[Entries with figure data]
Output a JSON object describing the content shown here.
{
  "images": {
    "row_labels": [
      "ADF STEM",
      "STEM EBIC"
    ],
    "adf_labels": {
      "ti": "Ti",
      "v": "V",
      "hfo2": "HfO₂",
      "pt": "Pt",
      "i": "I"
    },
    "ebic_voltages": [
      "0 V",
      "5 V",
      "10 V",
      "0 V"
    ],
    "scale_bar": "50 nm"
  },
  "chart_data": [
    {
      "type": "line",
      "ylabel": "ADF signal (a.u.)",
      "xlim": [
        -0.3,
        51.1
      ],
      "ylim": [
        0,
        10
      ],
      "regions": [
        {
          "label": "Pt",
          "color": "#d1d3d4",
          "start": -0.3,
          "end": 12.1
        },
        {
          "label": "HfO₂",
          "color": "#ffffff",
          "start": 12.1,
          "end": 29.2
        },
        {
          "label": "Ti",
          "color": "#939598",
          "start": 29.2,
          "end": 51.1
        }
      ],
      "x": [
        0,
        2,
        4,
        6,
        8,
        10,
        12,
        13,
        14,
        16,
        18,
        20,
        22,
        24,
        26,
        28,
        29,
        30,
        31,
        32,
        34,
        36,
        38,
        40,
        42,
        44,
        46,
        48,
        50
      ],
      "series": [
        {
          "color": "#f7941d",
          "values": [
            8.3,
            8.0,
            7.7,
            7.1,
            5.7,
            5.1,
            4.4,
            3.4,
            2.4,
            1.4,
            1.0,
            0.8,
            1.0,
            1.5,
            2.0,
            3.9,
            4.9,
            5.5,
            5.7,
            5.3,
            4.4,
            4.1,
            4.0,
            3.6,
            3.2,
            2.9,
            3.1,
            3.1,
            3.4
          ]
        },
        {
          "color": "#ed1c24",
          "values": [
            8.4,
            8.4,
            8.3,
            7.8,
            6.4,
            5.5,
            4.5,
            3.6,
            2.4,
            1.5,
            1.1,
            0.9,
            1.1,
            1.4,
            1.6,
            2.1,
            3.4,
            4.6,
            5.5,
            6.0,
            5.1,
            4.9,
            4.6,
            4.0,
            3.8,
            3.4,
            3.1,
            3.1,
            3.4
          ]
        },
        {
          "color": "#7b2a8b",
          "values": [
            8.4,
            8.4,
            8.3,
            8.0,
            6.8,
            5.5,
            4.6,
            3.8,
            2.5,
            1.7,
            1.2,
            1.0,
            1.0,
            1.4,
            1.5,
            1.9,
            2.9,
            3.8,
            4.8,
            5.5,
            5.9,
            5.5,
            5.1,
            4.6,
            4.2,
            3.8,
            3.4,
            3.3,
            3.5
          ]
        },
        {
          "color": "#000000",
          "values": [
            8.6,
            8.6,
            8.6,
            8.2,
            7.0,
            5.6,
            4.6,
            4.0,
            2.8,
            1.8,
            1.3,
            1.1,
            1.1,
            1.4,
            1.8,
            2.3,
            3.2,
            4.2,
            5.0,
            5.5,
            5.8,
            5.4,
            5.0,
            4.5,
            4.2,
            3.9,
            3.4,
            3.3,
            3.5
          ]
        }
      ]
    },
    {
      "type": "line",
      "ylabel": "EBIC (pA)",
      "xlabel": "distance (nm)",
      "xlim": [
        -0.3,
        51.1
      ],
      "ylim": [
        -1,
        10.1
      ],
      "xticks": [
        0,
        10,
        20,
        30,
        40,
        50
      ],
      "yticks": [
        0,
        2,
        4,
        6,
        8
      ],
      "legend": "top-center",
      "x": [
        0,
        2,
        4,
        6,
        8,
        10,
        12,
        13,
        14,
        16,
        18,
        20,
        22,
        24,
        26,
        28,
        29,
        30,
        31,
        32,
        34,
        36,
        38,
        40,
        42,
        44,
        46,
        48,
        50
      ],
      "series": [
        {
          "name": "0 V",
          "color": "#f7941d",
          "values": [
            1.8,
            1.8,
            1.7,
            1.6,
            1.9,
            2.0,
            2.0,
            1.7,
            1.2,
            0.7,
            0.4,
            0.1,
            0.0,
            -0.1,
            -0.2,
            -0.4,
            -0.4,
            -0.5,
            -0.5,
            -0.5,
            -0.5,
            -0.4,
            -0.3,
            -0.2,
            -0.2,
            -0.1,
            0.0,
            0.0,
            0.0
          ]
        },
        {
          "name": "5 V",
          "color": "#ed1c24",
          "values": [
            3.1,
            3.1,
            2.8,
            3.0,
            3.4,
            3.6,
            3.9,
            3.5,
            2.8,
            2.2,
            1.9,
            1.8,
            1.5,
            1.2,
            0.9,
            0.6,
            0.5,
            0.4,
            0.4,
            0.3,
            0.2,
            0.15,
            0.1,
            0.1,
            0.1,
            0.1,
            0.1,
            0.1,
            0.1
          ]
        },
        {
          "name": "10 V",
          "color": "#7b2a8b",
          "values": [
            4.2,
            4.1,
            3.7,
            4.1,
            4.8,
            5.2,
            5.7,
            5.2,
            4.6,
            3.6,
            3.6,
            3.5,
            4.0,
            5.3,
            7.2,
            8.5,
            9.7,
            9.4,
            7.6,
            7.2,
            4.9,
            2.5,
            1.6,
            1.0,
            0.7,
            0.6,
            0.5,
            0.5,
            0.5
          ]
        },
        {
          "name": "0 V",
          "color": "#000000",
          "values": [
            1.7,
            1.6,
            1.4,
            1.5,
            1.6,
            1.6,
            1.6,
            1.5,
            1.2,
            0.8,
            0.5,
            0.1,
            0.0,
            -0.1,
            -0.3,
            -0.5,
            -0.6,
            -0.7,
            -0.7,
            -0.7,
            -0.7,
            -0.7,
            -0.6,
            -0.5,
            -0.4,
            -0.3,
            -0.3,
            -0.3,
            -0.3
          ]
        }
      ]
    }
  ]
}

Instructions to follow: Everything in the listing above should be restated exactly.

Written answer:
Output a JSON object describing the content shown here.
{
  "images": {
    "row_labels": [
      "ADF STEM",
      "STEM EBIC"
    ],
    "adf_labels": {
      "ti": "Ti",
      "v": "V",
      "hfo2": "HfO₂",
      "pt": "Pt",
      "i": "I"
    },
    "ebic_voltages": [
      "0 V",
      "5 V",
      "10 V",
      "0 V"
    ],
    "scale_bar": "50 nm"
  },
  "chart_data": [
    {
      "type": "line",
      "ylabel": "ADF signal (a.u.)",
      "xlim": [
        -0.3,
        51.1
      ],
      "ylim": [
        0,
        10
      ],
      "regions": [
        {
          "label": "Pt",
          "color": "#d1d3d4",
          "start": -0.3,
          "end": 12.1
        },
        {
          "label": "HfO₂",
          "color": "#ffffff",
          "start": 12.1,
          "end": 29.2
        },
        {
          "label": "Ti",
          "color": "#939598",
          "start": 29.2,
          "end": 51.1
        }
      ],
      "x": [
        0,
        2,
        4,
        6,
        8,
        10,
        12,
        13,
        14,
        16,
        18,
        20,
        22,
        24,
        26,
        28,
        29,
        30,
        31,
        32,
        34,
        36,
        38,
        40,
        42,
        44,
        46,
        48,
        50
      ],
      "series": [
        {
          "color": "#f7941d",
          "values": [
            8.3,
            8.0,
            7.7,
            7.1,
            5.7,
            5.1,
            4.4,
            3.4,
            2.4,
            1.4,
            1.0,
            0.8,
            1.0,
            1.5,
            2.0,
            3.9,
            4.9,
            5.5,
            5.7,
            5.3,
            4.4,
            4.1,
            4.0,
            3.6,
            3.2,
            2.9,
            3.1,
            3.1,
            3.4
          ]
        },
        {
          "color": "#ed1c24",
          "values": [
            8.4,
            8.4,
            8.3,
            7.8,
            6.4,
            5.5,
            4.5,
            3.6,
            2.4,
            1.5,
            1.1,
            0.9,
            1.1,
            1.4,
            1.6,
            2.1,
            3.4,
            4.6,
            5.5,
            6.0,
            5.1,
            4.9,
            4.6,
            4.0,
            3.8,
            3.4,
            3.1,
            3.1,
            3.4
          ]
        },
        {
          "color": "#7b2a8b",
          "values": [
            8.4,
            8.4,
            8.3,
            8.0,
            6.8,
            5.5,
            4.6,
            3.8,
            2.5,
            1.7,
            1.2,
            1.0,
            1.0,
            1.4,
            1.5,
            1.9,
            2.9,
            3.8,
            4.8,
            5.5,
            5.9,
            5.5,
            5.1,
            4.6,
            4.2,
            3.8,
            3.4,
            3.3,
            3.5
          ]
        },
        {
          "color": "#000000",
          "values": [
            8.6,
            8.6,
            8.6,
            8.2,
            7.0,
            5.6,
            4.6,
            4.0,
            2.8,
            1.8,
            1.3,
            1.1,
            1.1,
            1.4,
            1.8,
            2.3,
            3.2,
            4.2,
            5.0,
            5.5,
            5.8,
            5.4,
            5.0,
            4.5,
            4.2,
            3.9,
            3.4,
            3.3,
            3.5
          ]
        }
      ]
    },
    {
      "type": "line",
      "ylabel": "EBIC (pA)",
      "xlabel": "distance (nm)",
      "xlim": [
        -0.3,
        51.1
      ],
      "ylim": [
        -1,
        10.1
      ],
      "xticks": [
        0,
        10,
        20,
        30,
        40,
        50
      ],
      "yticks": [
        0,
        2,
        4,
        6,
        8
      ],
      "legend": "top-center",
      "x": [
        0,
        2,
        4,
        6,
        8,
        10,
        12,
        13,
        14,
        16,
        18,
        20,
        22,
        24,
        26,
        28,
        29,
        30,
        31,
        32,
        34,
        36,
        38,
        40,
        42,
        44,
        46,
        48,
        50
      ],
      "series": [
        {
          "name": "0 V",
          "color": "#f7941d",
          "values": [
            1.8,
            1.8,
            1.7,
            1.6,
            1.9,
            2.0,
            2.0,
            1.7,
            1.2,
            0.7,
            0.4,
            0.1,
            0.0,
            -0.1,
            -0.2,
            -0.4,
            -0.4,
            -0.5,
            -0.5,
            -0.5,
            -0.5,
            -0.4,
            -0.3,
            -0.2,
            -0.2,
            -0.1,
            0.0,
            0.0,
            0.0
          ]
        },
        {
          "name": "5 V",
          "color": "#ed1c24",
          "values": [
            3.1,
            3.1,
            2.8,
            3.0,
            3.4,
            3.6,
            3.9,
            3.5,
            2.8,
            2.2,
            1.9,
            1.8,
            1.5,
            1.2,
            0.9,
            0.6,
            0.5,
            0.4,
            0.4,
            0.3,
            0.2,
            0.15,
            0.1,
            0.1,
            0.1,
            0.1,
            0.1,
            0.1,
            0.1
          ]
        },
        {
          "name": "10 V",
          "color": "#7b2a8b",
          "values": [
            4.2,
            4.1,
            3.7,
            4.1,
            4.8,
            5.2,
            5.7,
            5.2,
            4.6,
            3.6,
            3.6,
            3.5,
            4.0,
            5.3,
            7.2,
            8.5,
            9.7,
            9.4,
            7.6,
            7.2,
            4.9,
            2.5,
            1.6,
            1.0,
            0.7,
            0.6,
            0.5,
            0.5,
            0.5
          ]
        },
        {
          "name": "0 V",
          "color": "#000000",
          "values": [
            1.7,
            1.6,
            1.4,
            1.5,
            1.6,
            1.6,
            1.6,
            1.5,
            1.2,
            0.8,
            0.5,
            0.1,
            0.0,
            -0.1,
            -0.3,
            -0.5,
            -0.6,
            -0.7,
            -0.7,
            -0.7,
            -0.7,
            -0.7,
            -0.6,
            -0.5,
            -0.4,
            -0.3,
            -0.3,
            -0.3,
            -0.3
          ]
        }
      ]
    }
  ]
}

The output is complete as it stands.